Written request
What follows is a block of records; restate each one word for word.
....................
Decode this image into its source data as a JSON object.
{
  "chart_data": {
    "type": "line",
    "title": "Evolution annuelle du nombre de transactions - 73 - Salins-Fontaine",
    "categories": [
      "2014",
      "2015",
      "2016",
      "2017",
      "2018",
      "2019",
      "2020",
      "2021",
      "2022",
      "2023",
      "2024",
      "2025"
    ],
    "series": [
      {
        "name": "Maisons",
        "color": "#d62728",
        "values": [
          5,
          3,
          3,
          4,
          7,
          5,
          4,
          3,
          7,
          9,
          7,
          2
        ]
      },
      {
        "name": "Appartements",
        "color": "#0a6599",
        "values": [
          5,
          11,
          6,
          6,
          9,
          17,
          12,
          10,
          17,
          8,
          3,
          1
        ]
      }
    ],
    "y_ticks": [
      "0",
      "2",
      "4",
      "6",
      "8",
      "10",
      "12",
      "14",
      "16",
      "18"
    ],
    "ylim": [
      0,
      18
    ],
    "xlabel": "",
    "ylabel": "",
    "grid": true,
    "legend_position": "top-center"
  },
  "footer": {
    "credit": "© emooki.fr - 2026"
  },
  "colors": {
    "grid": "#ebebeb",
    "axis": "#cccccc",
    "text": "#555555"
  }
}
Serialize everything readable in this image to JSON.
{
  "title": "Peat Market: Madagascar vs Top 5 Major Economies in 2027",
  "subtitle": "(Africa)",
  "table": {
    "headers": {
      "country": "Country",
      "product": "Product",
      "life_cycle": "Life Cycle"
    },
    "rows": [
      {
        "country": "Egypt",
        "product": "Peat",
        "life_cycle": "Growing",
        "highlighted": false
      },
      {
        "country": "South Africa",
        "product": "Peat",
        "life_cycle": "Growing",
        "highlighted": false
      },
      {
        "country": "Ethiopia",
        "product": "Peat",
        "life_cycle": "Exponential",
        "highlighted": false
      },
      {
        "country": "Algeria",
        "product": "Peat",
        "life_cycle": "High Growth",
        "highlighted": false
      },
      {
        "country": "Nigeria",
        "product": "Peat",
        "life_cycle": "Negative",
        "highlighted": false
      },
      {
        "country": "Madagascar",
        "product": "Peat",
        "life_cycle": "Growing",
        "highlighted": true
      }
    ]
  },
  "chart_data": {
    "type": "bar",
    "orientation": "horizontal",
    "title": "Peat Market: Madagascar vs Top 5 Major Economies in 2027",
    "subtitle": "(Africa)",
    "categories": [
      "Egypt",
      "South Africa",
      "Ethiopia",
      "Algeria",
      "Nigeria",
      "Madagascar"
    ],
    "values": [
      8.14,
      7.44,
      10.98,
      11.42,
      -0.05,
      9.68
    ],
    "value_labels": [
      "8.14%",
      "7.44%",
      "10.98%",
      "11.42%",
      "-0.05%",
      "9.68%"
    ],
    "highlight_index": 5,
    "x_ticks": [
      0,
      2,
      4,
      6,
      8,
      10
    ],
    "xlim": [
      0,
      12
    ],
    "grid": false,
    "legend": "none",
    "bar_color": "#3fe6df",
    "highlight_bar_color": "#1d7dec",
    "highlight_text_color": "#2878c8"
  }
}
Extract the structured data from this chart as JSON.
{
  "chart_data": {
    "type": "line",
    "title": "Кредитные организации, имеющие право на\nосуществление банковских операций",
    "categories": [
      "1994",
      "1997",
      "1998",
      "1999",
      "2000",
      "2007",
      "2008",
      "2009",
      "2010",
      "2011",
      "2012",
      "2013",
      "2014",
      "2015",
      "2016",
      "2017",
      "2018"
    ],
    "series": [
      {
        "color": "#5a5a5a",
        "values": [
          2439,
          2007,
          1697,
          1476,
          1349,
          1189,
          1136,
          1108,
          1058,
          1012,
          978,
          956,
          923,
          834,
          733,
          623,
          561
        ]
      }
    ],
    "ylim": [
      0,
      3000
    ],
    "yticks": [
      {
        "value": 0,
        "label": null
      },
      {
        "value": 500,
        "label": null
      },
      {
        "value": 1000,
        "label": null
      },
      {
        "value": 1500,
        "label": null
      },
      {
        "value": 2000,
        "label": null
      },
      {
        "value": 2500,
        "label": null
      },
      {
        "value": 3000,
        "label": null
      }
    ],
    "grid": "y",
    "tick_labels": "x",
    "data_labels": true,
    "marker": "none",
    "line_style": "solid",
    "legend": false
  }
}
....................
Exercise result
Decode this image into its source data as a JSON object.
{
  "chart_data": {
    "type": "line",
    "title": "Evolution annuelle du nombre de transactions - 73 - Salins-Fontaine",
    "categories": [
      "2014",
      "2015",
      "2016",
      "2017",
      "2018",
      "2019",
      "2020",
      "2021",
      "2022",
      "2023",
      "2024",
      "2025"
    ],
    "series": [
      {
        "name": "Maisons",
        "color": "#d62728",
        "values": [
          5,
          3,
          3,
          4,
          7,
          5,
          4,
          3,
          7,
          9,
          7,
          2
        ]
      },
      {
        "name": "Appartements",
        "color": "#0a6599",
        "values": [
          5,
          11,
          6,
          6,
          9,
          17,
          12,
          10,
          17,
          8,
          3,
          1
        ]
      }
    ],
    "y_ticks": [
      "0",
      "2",
      "4",
      "6",
      "8",
      "10",
      "12",
      "14",
      "16",
      "18"
    ],
    "ylim": [
      0,
      18
    ],
    "xlabel": "",
    "ylabel": "",
    "grid": true,
    "legend_position": "top-center"
  },
  "footer": {
    "credit": "© emooki.fr - 2026"
  },
  "colors": {
    "grid": "#ebebeb",
    "axis": "#cccccc",
    "text": "#555555"
  }
}
Serialize everything readable in this image to JSON.
{
  "title": "Peat Market: Madagascar vs Top 5 Major Economies in 2027",
  "subtitle": "(Africa)",
  "table": {
    "headers": {
      "country": "Country",
      "product": "Product",
      "life_cycle": "Life Cycle"
    },
    "rows": [
      {
        "country": "Egypt",
        "product": "Peat",
        "life_cycle": "Growing",
        "highlighted": false
      },
      {
        "country": "South Africa",
        "product": "Peat",
        "life_cycle": "Growing",
        "highlighted": false
      },
      {
        "country": "Ethiopia",
        "product": "Peat",
        "life_cycle": "Exponential",
        "highlighted": false
      },
      {
        "country": "Algeria",
        "product": "Peat",
        "life_cycle": "High Growth",
        "highlighted": false
      },
      {
        "country": "Nigeria",
        "product": "Peat",
        "life_cycle": "Negative",
        "highlighted": false
      },
      {
        "country": "Madagascar",
        "product": "Peat",
        "life_cycle": "Growing",
        "highlighted": true
      }
    ]
  },
  "chart_data": {
    "type": "bar",
    "orientation": "horizontal",
    "title": "Peat Market: Madagascar vs Top 5 Major Economies in 2027",
    "subtitle": "(Africa)",
    "categories": [
      "Egypt",
      "South Africa",
      "Ethiopia",
      "Algeria",
      "Nigeria",
      "Madagascar"
    ],
    "values": [
      8.14,
      7.44,
      10.98,
      11.42,
      -0.05,
      9.68
    ],
    "value_labels": [
      "8.14%",
      "7.44%",
      "10.98%",
      "11.42%",
      "-0.05%",
      "9.68%"
    ],
    "highlight_index": 5,
    "x_ticks": [
      0,
      2,
      4,
      6,
      8,
      10
    ],
    "xlim": [
      0,
      12
    ],
    "grid": false,
    "legend": "none",
    "bar_color": "#3fe6df",
    "highlight_bar_color": "#1d7dec",
    "highlight_text_color": "#2878c8"
  }
}
Extract the structured data from this chart as JSON.
{
  "chart_data": {
    "type": "line",
    "title": "Кредитные организации, имеющие право на\nосуществление банковских операций",
    "categories": [
      "1994",
      "1997",
      "1998",
      "1999",
      "2000",
      "2007",
      "2008",
      "2009",
      "2010",
      "2011",
      "2012",
      "2013",
      "2014",
      "2015",
      "2016",
      "2017",
      "2018"
    ],
    "series": [
      {
        "color": "#5a5a5a",
        "values": [
          2439,
          2007,
          1697,
          1476,
          1349,
          1189,
          1136,
          1108,
          1058,
          1012,
          978,
          956,
          923,
          834,
          733,
          623,
          561
        ]
      }
    ],
    "ylim": [
      0,
      3000
    ],
    "yticks": [
      {
        "value": 0,
        "label": null
      },
      {
        "value": 500,
        "label": null
      },
      {
        "value": 1000,
        "label": null
      },
      {
        "value": 1500,
        "label": null
      },
      {
        "value": 2000,
        "label": null
      },
      {
        "value": 2500,
        "label": null
      },
      {
        "value": 3000,
        "label": null
      }
    ],
    "grid": "y",
    "tick_labels": "x",
    "data_labels": true,
    "marker": "none",
    "line_style": "solid",
    "legend": false
  }
}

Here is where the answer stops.